◆ Problem
Rewrite the material from the line with "eq1-inner-den (66, 313, 82, 333)" up to and including the line with "eq1-inner-den-r: r (69, 317, 75, 332)", putting "mg cos θ" in place of "mg sin θ" and leaving everything else unchanged.

Records
— Start —
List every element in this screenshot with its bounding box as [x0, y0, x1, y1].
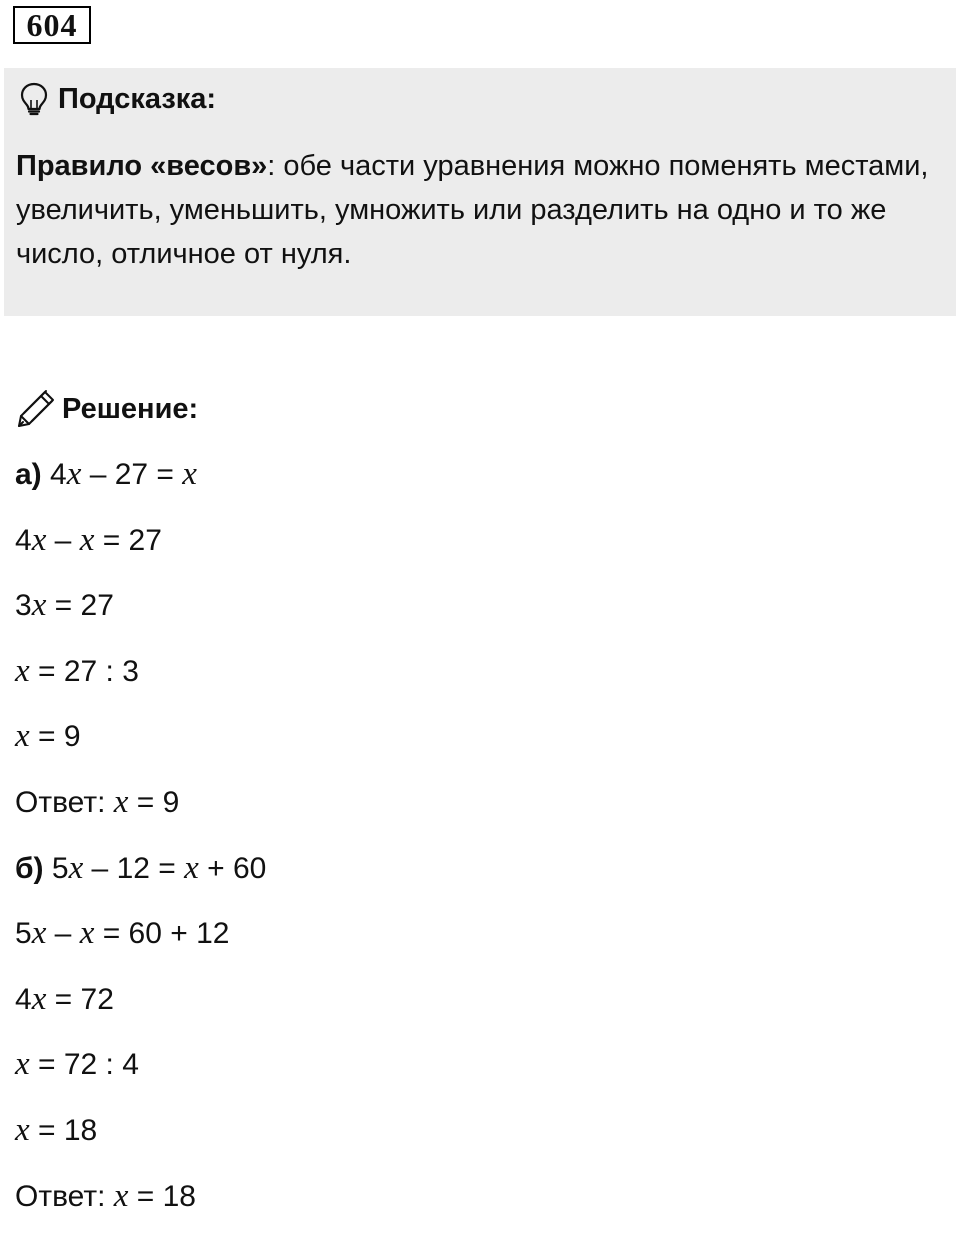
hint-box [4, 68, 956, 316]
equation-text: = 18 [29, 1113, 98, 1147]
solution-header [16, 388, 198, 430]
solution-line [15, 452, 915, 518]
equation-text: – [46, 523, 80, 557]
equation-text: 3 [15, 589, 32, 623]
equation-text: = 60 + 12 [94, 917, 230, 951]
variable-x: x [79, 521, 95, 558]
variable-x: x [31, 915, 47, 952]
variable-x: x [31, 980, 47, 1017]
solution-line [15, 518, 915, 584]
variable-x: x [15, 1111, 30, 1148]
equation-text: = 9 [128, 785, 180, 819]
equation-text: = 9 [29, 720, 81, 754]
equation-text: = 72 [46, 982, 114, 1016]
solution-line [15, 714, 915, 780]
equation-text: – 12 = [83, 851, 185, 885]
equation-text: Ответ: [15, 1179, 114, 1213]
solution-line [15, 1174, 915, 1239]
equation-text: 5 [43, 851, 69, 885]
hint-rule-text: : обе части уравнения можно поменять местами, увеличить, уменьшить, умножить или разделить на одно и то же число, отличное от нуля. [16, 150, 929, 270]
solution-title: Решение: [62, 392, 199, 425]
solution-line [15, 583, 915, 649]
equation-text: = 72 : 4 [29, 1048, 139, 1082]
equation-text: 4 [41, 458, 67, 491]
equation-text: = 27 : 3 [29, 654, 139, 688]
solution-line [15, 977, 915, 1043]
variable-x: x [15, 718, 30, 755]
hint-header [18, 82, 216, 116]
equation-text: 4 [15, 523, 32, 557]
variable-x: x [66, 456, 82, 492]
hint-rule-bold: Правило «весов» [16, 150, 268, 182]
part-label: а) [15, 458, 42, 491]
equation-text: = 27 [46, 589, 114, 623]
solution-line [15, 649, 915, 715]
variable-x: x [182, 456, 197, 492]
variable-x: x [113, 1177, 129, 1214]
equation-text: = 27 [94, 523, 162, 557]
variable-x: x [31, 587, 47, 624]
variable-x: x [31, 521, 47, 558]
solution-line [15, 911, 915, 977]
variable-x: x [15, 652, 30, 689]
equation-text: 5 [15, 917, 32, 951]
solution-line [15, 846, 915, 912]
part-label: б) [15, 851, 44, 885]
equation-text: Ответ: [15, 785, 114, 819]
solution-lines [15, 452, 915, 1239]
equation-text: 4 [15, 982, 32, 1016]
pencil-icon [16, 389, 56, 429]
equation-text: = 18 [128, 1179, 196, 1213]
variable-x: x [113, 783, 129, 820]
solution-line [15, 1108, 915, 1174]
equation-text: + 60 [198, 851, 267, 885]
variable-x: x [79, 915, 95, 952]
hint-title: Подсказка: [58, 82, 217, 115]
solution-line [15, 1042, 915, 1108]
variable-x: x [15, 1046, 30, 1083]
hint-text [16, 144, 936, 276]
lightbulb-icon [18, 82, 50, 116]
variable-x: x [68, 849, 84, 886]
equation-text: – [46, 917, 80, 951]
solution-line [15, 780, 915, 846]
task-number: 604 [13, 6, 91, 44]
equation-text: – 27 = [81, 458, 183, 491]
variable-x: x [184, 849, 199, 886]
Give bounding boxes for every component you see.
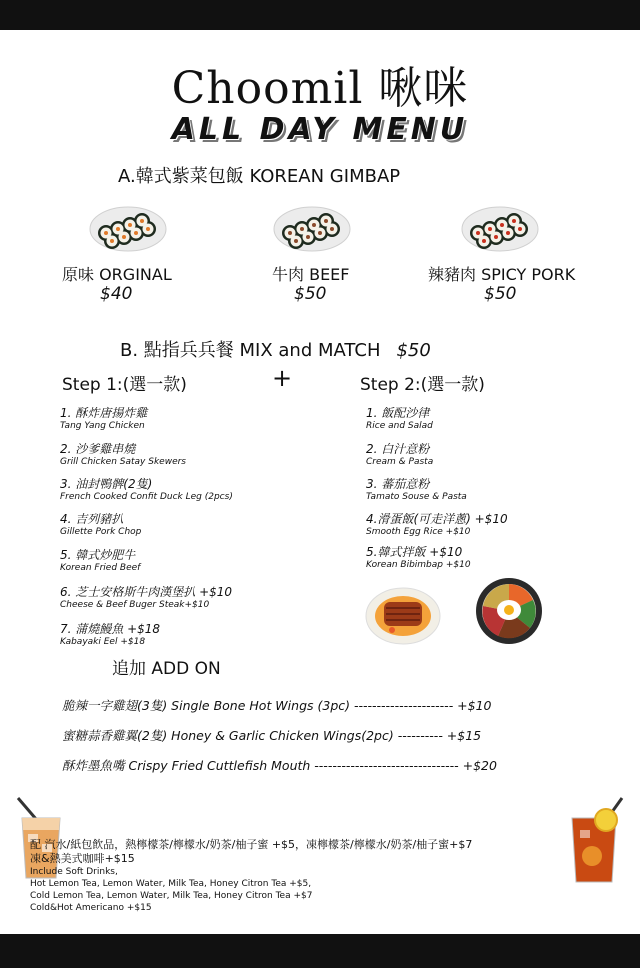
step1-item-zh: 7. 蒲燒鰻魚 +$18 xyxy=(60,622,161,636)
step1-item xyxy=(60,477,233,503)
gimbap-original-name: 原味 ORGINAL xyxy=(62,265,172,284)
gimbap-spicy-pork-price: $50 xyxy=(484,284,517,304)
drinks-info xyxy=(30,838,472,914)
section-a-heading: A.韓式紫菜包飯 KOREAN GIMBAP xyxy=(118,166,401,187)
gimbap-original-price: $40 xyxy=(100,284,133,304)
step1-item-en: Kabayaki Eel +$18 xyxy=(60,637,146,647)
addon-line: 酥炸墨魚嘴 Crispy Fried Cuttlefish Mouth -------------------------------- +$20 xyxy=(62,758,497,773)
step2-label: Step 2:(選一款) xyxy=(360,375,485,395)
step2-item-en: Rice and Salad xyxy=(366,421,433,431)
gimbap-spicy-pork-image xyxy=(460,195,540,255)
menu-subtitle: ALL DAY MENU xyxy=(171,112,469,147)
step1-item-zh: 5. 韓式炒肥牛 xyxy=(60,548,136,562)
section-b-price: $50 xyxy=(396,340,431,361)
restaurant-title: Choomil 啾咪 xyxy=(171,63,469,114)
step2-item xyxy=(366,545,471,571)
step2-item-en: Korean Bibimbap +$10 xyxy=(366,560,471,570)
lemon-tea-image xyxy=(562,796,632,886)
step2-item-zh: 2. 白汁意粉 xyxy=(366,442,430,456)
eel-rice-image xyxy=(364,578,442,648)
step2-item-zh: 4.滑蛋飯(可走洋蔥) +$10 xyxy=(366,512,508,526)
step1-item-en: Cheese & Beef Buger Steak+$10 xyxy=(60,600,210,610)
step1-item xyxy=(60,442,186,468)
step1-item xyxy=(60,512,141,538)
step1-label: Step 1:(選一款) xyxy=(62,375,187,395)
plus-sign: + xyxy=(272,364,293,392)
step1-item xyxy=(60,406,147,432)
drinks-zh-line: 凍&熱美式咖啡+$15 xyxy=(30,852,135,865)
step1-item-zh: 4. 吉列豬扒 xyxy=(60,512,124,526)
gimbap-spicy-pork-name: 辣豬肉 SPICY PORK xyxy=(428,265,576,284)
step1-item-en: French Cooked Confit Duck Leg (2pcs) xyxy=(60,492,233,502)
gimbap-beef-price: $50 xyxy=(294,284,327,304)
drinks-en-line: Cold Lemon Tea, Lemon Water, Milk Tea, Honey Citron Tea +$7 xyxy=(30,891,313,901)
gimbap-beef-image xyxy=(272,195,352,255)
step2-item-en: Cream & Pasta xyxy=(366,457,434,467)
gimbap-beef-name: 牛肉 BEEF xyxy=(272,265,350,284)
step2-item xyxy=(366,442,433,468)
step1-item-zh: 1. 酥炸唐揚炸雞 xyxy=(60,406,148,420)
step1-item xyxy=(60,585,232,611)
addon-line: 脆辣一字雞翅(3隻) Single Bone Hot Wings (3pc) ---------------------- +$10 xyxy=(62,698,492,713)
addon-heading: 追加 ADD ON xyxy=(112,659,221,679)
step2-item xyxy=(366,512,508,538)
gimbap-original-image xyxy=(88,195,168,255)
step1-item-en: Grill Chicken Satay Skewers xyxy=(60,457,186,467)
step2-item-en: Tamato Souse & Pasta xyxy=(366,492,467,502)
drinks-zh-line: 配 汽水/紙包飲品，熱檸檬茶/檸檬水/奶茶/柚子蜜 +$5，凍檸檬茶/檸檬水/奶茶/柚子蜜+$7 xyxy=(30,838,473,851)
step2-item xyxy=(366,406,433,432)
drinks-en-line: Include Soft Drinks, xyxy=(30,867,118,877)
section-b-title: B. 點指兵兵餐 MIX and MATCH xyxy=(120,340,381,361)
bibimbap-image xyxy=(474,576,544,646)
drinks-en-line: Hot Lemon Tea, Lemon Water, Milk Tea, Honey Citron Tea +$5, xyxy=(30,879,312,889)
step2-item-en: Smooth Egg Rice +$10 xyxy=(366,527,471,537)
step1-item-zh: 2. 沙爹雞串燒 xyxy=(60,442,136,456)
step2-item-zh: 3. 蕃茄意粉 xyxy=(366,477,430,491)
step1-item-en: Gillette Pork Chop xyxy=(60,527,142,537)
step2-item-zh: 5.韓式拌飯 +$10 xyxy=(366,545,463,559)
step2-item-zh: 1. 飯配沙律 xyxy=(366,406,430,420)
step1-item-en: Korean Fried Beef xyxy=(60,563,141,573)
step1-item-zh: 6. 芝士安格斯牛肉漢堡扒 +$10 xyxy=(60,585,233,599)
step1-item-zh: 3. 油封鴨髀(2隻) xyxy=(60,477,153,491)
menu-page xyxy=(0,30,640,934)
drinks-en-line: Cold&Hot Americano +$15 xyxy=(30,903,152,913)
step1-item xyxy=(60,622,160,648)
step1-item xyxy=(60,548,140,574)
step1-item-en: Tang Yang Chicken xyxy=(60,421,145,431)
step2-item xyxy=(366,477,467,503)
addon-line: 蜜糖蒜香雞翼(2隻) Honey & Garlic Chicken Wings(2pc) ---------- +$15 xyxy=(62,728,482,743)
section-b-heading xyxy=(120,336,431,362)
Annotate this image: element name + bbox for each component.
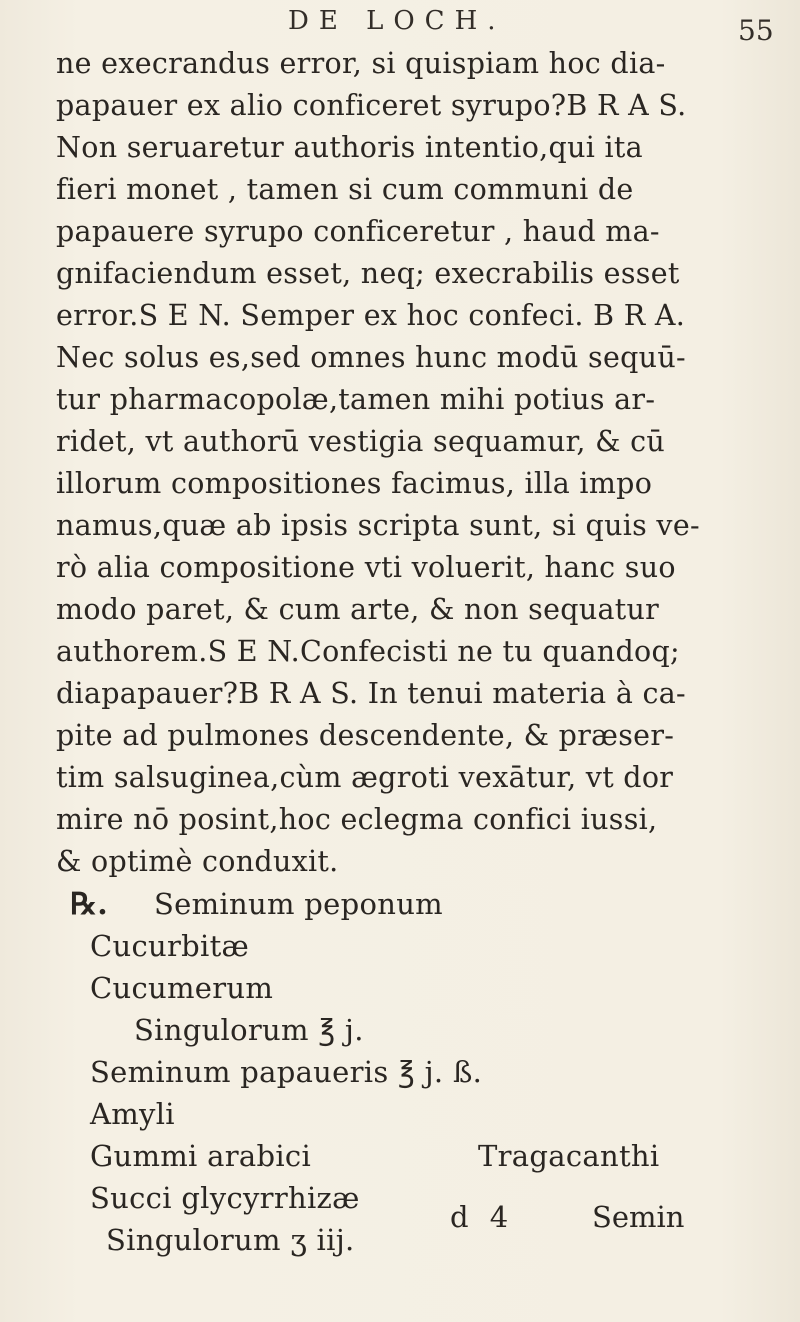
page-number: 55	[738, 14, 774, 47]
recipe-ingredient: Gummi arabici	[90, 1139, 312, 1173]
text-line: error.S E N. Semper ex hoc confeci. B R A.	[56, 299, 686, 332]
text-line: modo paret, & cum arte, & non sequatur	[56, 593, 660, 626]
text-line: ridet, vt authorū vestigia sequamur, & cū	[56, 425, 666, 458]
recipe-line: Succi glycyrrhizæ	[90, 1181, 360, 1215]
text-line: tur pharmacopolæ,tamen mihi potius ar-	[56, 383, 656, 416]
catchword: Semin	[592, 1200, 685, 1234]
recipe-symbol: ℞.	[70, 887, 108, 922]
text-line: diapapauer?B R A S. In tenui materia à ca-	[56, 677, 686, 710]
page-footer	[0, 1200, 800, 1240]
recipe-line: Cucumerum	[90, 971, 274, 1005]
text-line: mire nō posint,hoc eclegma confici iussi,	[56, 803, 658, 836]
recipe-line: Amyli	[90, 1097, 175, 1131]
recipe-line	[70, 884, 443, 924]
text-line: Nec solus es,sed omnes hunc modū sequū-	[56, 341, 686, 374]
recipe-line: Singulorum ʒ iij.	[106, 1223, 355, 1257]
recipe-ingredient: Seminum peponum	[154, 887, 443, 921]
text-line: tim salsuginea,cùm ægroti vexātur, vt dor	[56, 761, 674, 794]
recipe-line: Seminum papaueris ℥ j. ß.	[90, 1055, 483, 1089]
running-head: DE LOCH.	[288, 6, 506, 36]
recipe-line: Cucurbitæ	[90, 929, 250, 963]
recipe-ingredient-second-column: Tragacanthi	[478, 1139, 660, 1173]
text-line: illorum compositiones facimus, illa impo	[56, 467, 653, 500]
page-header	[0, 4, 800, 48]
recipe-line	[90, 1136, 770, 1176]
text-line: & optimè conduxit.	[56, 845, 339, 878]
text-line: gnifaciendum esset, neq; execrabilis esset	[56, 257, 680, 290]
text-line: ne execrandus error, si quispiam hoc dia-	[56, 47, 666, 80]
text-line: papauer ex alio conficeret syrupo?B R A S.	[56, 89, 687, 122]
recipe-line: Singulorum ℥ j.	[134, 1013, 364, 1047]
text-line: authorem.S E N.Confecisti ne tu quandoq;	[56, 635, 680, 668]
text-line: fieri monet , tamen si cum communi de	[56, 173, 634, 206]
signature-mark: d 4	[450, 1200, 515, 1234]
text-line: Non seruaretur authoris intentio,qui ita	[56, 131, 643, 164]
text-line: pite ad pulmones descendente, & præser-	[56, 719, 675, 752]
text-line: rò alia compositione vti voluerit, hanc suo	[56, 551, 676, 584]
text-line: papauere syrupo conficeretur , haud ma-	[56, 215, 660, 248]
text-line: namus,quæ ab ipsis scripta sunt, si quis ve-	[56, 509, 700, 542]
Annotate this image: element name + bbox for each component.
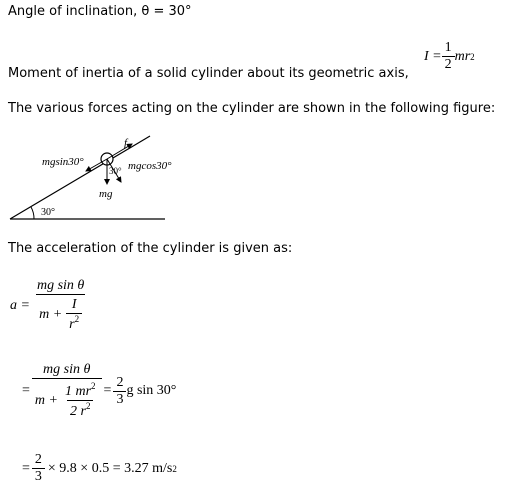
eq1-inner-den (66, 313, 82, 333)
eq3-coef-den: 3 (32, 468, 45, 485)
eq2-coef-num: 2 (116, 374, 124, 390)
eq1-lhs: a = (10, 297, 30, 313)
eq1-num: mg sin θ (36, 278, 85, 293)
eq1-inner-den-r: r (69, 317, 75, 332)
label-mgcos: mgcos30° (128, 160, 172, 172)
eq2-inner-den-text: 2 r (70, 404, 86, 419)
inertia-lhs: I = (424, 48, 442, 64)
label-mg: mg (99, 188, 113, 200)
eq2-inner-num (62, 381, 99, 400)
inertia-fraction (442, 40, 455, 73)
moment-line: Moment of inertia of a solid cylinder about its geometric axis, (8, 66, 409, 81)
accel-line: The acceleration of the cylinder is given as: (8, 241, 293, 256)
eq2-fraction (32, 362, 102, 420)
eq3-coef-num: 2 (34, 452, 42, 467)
— End —
◆ Finished answer
eq1-inner-den (66, 313, 82, 333)
eq3-coef-den: 3 (32, 468, 45, 485)
eq2-coef-num: 2 (116, 374, 124, 390)
eq1-lhs: a = (10, 297, 30, 313)
eq1-num: mg cos θ (36, 278, 85, 293)
eq1-inner-den-r: r (69, 317, 75, 332)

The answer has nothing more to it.